TASK STATEMENT
Locate and copy all lines bearing the word "Electrical".

********

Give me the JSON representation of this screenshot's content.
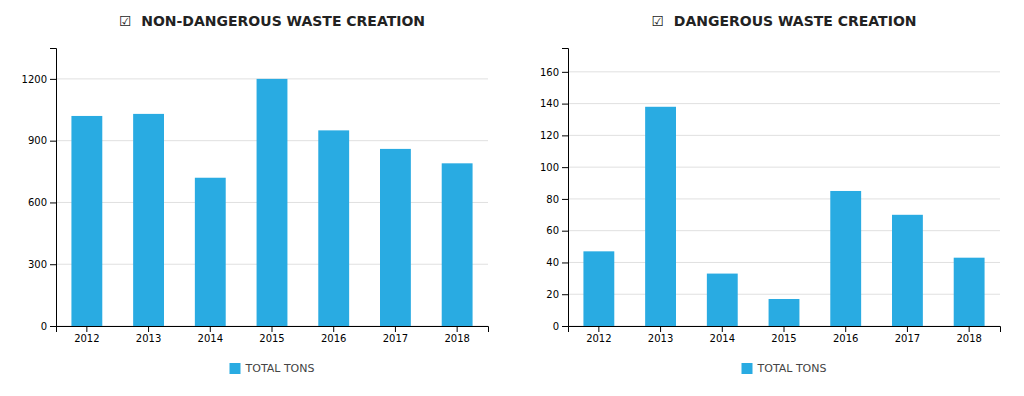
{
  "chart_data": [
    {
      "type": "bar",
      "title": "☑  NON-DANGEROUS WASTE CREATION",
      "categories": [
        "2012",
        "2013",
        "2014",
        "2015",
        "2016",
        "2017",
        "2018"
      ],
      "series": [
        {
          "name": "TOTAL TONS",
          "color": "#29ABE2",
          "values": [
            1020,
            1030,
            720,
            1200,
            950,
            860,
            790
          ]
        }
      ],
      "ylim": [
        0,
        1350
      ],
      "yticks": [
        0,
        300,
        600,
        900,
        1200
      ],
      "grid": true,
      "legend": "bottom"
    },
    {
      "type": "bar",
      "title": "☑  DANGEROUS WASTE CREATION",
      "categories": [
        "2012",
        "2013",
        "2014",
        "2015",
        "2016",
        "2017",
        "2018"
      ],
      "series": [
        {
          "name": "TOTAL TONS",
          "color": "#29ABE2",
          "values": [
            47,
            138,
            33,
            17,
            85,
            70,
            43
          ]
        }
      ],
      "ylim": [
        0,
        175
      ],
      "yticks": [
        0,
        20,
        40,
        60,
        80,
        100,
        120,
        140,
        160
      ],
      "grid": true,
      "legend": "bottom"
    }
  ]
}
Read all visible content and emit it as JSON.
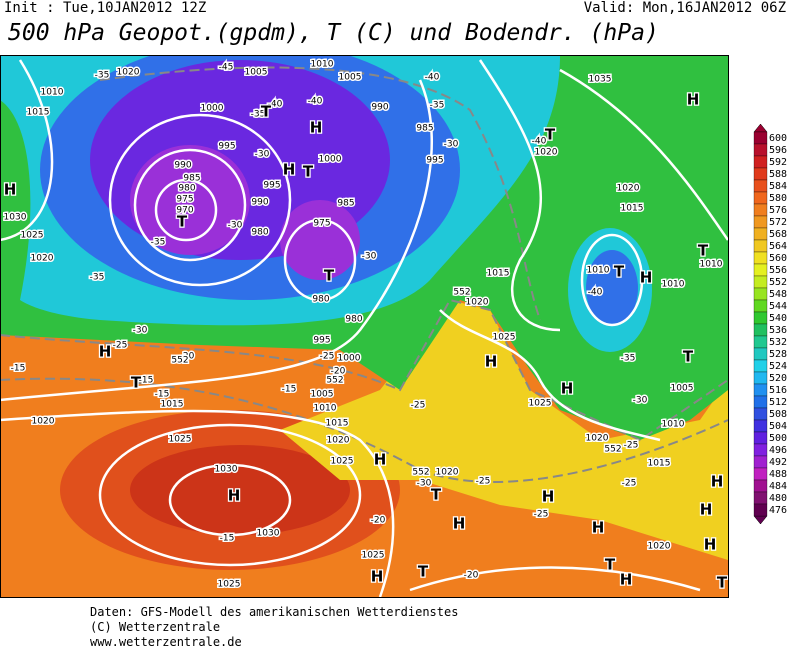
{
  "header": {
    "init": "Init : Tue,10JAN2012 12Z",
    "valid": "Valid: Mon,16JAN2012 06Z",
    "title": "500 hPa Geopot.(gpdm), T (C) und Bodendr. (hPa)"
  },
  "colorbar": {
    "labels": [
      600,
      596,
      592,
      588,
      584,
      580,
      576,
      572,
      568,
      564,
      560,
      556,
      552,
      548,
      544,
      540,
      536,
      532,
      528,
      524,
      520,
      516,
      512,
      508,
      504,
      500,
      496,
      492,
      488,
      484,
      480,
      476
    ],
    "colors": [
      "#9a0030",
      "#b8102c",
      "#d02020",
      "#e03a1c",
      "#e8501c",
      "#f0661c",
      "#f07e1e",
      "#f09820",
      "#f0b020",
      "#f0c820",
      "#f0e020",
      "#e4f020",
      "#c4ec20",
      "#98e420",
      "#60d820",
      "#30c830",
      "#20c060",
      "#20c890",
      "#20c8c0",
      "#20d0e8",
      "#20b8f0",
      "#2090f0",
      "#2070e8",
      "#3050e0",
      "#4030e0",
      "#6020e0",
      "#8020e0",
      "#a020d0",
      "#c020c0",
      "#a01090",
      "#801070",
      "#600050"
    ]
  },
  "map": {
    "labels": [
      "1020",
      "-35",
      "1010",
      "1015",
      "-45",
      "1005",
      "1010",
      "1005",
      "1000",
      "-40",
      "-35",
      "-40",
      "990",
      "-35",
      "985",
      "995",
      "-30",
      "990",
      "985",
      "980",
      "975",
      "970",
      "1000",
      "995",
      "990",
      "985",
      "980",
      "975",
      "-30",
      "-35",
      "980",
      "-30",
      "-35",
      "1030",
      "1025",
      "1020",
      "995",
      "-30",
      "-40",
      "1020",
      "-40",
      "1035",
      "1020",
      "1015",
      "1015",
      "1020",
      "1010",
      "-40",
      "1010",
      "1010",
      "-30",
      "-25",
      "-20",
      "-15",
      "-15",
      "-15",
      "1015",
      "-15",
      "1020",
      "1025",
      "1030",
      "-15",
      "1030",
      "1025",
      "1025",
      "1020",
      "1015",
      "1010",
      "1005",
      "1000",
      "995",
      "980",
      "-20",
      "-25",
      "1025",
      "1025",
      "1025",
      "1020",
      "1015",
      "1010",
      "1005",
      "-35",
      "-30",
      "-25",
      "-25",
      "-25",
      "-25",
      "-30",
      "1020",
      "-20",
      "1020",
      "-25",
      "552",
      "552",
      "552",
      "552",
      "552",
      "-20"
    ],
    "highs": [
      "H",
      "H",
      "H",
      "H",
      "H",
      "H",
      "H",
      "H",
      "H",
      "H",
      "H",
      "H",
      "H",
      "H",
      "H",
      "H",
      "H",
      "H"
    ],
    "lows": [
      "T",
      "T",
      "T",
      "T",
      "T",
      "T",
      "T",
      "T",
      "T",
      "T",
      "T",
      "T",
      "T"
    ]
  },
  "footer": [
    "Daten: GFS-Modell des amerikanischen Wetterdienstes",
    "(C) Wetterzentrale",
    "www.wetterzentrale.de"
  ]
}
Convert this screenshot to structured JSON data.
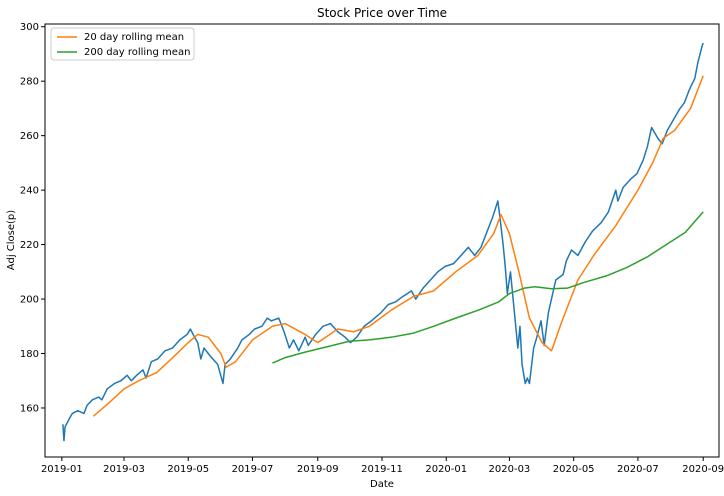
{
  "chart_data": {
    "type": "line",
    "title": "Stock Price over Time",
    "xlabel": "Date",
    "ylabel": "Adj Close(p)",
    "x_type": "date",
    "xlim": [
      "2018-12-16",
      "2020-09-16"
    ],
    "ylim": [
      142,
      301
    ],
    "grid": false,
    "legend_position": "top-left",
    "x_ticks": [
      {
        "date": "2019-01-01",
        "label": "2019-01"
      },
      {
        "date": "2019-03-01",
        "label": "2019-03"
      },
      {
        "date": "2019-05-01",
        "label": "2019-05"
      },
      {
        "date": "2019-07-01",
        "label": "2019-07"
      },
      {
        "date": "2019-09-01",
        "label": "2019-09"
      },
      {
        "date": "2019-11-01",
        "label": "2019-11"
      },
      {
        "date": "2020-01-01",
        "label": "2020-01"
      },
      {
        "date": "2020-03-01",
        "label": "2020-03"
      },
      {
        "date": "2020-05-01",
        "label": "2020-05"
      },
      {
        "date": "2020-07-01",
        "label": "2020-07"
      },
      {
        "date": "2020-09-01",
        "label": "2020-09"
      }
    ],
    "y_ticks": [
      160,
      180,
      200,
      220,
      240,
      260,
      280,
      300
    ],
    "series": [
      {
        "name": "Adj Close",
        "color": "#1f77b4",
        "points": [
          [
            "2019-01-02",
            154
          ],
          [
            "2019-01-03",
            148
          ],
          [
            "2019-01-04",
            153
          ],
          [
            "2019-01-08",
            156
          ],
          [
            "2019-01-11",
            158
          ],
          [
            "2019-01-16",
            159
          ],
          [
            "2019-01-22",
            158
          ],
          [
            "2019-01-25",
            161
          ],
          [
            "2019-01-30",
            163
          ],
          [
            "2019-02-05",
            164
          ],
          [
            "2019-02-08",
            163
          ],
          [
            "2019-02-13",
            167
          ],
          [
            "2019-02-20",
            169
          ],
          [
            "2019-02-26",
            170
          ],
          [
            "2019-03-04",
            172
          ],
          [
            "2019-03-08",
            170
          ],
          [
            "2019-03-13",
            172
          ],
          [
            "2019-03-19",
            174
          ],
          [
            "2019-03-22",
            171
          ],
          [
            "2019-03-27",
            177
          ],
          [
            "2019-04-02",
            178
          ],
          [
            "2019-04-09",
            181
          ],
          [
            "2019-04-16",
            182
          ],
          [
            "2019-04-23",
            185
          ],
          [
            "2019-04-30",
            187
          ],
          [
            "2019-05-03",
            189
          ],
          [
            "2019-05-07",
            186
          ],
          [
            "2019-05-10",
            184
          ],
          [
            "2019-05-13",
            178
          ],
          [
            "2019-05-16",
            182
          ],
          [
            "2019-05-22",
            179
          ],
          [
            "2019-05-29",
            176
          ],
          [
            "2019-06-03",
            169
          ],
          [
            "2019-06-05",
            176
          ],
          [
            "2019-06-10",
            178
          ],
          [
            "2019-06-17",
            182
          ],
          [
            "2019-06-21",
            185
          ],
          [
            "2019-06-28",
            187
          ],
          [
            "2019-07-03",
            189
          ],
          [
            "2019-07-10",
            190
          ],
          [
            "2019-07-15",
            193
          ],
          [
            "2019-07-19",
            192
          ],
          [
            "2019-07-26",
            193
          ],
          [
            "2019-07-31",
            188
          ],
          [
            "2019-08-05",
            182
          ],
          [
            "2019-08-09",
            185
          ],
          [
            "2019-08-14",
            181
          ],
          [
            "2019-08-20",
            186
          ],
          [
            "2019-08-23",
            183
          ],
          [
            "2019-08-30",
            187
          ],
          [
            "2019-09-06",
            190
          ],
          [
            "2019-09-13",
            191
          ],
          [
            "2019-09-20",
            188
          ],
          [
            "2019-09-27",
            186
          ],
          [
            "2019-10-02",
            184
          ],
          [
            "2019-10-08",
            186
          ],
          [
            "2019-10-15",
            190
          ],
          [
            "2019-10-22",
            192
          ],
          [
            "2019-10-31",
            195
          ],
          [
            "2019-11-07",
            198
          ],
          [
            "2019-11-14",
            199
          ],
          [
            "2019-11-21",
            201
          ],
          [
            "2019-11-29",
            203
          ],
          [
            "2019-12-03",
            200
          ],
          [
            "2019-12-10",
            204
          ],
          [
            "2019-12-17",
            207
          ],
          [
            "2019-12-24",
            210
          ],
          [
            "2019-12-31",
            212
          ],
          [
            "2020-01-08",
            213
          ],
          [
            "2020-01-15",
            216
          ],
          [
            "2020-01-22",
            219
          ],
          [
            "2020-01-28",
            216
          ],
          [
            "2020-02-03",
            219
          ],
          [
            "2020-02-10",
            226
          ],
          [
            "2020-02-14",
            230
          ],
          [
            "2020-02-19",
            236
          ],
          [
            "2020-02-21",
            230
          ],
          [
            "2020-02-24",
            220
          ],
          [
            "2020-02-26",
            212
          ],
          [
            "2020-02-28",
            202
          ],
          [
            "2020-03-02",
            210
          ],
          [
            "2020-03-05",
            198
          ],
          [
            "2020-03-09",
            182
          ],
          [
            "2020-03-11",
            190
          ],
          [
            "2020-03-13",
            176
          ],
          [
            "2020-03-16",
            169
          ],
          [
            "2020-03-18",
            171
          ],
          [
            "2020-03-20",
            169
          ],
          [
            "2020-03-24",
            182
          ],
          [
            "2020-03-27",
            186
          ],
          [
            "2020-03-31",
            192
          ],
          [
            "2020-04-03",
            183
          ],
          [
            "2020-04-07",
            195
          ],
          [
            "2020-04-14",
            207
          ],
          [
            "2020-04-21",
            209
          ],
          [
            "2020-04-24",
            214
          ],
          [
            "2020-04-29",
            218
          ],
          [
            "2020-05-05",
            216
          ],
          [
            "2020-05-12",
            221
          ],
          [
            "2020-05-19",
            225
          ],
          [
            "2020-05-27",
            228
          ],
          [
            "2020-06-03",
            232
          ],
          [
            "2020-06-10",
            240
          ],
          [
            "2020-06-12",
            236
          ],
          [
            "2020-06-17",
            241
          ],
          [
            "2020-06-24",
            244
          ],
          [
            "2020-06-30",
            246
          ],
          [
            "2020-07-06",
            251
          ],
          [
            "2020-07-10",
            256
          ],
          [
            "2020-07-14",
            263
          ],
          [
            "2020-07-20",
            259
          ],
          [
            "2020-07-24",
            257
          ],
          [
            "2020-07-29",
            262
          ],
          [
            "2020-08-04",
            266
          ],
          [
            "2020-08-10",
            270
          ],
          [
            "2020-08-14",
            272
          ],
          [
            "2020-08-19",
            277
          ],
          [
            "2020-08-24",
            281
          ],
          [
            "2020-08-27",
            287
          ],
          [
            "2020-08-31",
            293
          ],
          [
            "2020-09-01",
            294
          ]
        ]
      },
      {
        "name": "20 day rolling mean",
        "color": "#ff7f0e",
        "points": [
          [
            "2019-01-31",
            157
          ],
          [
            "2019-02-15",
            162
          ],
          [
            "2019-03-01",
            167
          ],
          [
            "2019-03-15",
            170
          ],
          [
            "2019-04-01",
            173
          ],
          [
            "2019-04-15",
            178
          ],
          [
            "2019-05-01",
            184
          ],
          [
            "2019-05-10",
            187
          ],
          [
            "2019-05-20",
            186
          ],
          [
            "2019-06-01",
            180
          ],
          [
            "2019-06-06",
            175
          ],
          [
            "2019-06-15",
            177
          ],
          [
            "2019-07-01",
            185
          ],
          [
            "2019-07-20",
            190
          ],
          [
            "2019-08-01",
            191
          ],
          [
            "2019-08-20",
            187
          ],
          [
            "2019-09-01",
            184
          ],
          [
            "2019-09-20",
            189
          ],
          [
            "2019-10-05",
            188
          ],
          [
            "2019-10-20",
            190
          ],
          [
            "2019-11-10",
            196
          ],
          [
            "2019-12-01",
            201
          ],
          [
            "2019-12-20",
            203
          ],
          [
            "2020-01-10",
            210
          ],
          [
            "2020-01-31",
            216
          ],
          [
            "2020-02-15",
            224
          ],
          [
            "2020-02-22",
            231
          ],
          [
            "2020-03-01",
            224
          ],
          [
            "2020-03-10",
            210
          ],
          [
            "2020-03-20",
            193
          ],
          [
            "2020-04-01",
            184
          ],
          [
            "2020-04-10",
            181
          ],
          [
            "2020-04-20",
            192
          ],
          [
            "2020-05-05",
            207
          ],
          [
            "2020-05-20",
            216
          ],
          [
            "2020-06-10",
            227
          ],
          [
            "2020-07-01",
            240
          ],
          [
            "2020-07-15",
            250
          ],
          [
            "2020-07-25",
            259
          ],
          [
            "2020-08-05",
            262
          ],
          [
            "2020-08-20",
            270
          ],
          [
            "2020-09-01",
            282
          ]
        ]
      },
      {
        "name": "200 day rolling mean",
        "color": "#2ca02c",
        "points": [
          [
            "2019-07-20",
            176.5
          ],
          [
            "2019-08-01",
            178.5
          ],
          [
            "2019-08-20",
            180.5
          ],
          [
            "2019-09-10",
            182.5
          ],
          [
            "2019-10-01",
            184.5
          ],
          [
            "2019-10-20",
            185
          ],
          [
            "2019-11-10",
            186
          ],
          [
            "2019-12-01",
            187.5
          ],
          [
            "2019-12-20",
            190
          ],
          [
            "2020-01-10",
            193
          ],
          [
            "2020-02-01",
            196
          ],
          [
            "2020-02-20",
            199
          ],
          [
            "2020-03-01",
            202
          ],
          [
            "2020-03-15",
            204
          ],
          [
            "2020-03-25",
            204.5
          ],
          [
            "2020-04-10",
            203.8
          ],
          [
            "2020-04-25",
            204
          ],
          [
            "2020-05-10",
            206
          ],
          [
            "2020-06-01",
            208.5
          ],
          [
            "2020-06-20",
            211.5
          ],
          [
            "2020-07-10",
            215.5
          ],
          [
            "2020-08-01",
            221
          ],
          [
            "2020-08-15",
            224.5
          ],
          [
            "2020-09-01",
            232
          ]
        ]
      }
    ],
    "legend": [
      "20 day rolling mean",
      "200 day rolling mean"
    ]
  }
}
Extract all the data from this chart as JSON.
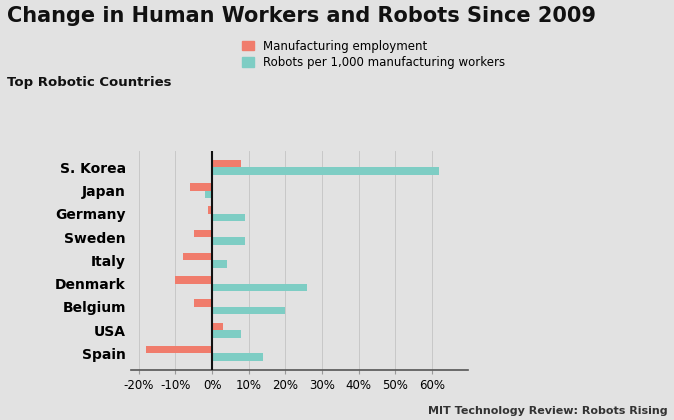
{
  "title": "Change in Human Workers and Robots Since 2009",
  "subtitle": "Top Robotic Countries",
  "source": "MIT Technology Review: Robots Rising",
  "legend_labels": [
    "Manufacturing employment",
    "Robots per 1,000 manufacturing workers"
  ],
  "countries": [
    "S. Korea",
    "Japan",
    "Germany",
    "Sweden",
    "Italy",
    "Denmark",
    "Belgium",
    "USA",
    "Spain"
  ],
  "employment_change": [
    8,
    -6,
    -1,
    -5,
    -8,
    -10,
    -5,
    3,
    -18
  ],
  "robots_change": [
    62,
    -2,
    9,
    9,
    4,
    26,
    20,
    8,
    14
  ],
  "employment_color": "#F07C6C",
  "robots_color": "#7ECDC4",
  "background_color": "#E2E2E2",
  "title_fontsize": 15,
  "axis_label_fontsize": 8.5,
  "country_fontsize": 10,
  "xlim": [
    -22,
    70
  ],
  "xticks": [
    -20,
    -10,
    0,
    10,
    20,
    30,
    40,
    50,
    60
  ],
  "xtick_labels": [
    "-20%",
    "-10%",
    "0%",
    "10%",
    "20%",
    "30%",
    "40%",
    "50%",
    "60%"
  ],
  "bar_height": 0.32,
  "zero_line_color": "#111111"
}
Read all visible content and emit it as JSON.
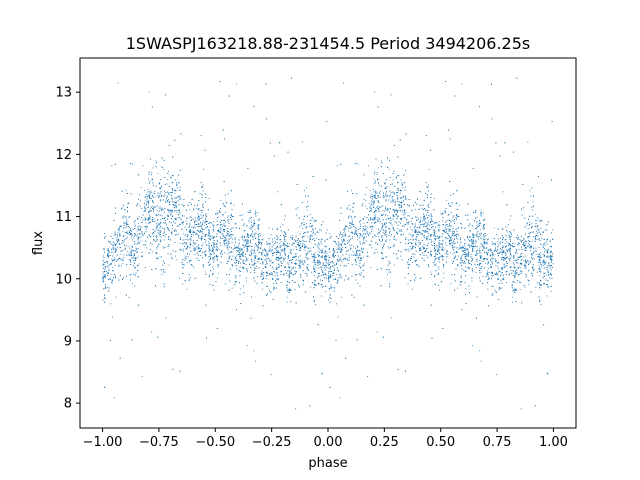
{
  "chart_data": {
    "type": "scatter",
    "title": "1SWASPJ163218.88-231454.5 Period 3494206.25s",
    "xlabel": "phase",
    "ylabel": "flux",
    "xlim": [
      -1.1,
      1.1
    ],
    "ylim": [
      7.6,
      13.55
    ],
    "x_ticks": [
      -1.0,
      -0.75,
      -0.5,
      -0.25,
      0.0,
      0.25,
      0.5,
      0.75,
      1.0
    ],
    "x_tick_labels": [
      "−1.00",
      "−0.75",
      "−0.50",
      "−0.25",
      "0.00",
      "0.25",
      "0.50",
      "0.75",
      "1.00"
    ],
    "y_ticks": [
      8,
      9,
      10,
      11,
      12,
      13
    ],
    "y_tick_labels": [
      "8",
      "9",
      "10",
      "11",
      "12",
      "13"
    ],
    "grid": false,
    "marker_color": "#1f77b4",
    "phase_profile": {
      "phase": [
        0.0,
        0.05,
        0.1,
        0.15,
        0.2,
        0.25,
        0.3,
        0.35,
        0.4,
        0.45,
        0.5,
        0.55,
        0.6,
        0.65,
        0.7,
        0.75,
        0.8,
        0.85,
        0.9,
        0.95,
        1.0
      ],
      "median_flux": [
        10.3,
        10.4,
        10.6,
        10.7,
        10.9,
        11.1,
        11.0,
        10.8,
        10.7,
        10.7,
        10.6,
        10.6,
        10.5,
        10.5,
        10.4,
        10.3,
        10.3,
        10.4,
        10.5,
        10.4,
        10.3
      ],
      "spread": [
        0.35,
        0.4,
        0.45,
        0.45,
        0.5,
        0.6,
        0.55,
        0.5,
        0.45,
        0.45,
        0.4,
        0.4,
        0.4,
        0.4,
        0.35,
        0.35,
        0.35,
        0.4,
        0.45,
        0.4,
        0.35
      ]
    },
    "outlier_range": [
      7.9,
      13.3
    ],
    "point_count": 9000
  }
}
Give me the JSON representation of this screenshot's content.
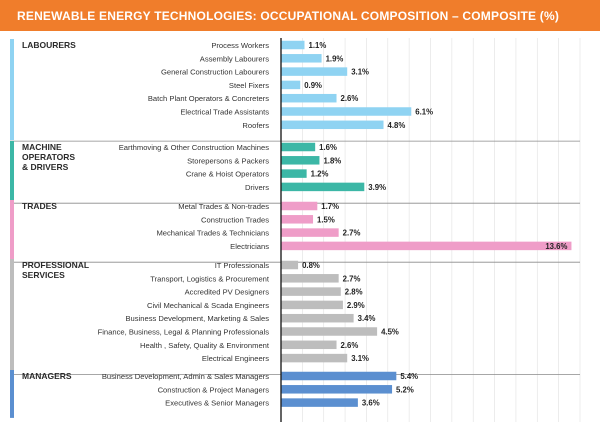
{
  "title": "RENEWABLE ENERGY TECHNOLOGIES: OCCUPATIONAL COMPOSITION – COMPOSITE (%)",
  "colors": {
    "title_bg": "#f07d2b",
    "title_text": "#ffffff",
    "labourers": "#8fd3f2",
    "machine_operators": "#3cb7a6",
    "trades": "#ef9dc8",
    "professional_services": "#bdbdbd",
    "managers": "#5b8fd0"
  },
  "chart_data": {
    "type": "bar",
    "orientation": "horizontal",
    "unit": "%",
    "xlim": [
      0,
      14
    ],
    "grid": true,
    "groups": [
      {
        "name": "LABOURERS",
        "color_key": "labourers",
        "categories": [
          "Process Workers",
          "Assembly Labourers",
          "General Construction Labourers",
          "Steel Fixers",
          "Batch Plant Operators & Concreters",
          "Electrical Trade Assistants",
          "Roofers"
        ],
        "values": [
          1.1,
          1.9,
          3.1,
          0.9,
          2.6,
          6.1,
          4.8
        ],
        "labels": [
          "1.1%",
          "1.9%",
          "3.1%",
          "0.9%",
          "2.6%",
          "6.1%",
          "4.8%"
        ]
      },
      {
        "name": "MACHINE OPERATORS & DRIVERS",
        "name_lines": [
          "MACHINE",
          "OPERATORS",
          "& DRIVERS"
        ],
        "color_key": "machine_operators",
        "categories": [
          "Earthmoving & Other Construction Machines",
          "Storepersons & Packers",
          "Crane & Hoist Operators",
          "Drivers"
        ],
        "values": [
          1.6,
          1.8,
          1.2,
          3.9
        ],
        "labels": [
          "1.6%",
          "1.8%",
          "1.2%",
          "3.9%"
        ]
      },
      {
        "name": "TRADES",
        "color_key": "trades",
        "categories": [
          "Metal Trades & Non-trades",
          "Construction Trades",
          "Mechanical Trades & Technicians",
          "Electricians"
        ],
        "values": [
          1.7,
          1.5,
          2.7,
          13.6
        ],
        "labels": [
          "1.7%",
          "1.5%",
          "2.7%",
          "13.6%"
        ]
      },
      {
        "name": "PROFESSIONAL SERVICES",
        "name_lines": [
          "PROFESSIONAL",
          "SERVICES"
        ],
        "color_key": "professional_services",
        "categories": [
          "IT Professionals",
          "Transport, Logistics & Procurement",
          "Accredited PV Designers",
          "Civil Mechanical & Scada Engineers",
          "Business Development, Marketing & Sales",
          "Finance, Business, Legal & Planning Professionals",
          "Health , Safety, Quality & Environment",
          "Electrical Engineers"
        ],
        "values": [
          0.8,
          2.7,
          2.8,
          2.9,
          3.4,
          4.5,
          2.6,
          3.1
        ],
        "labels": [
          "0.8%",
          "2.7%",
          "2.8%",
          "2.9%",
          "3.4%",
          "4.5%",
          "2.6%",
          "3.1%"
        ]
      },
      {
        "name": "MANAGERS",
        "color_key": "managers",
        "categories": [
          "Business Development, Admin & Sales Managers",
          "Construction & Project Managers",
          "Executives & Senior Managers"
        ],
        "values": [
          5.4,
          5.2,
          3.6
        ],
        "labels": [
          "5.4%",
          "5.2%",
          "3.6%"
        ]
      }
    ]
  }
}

********

FINISHED ANSWER
          "Electrical Trade Assistants",
          "Electrical Engineers"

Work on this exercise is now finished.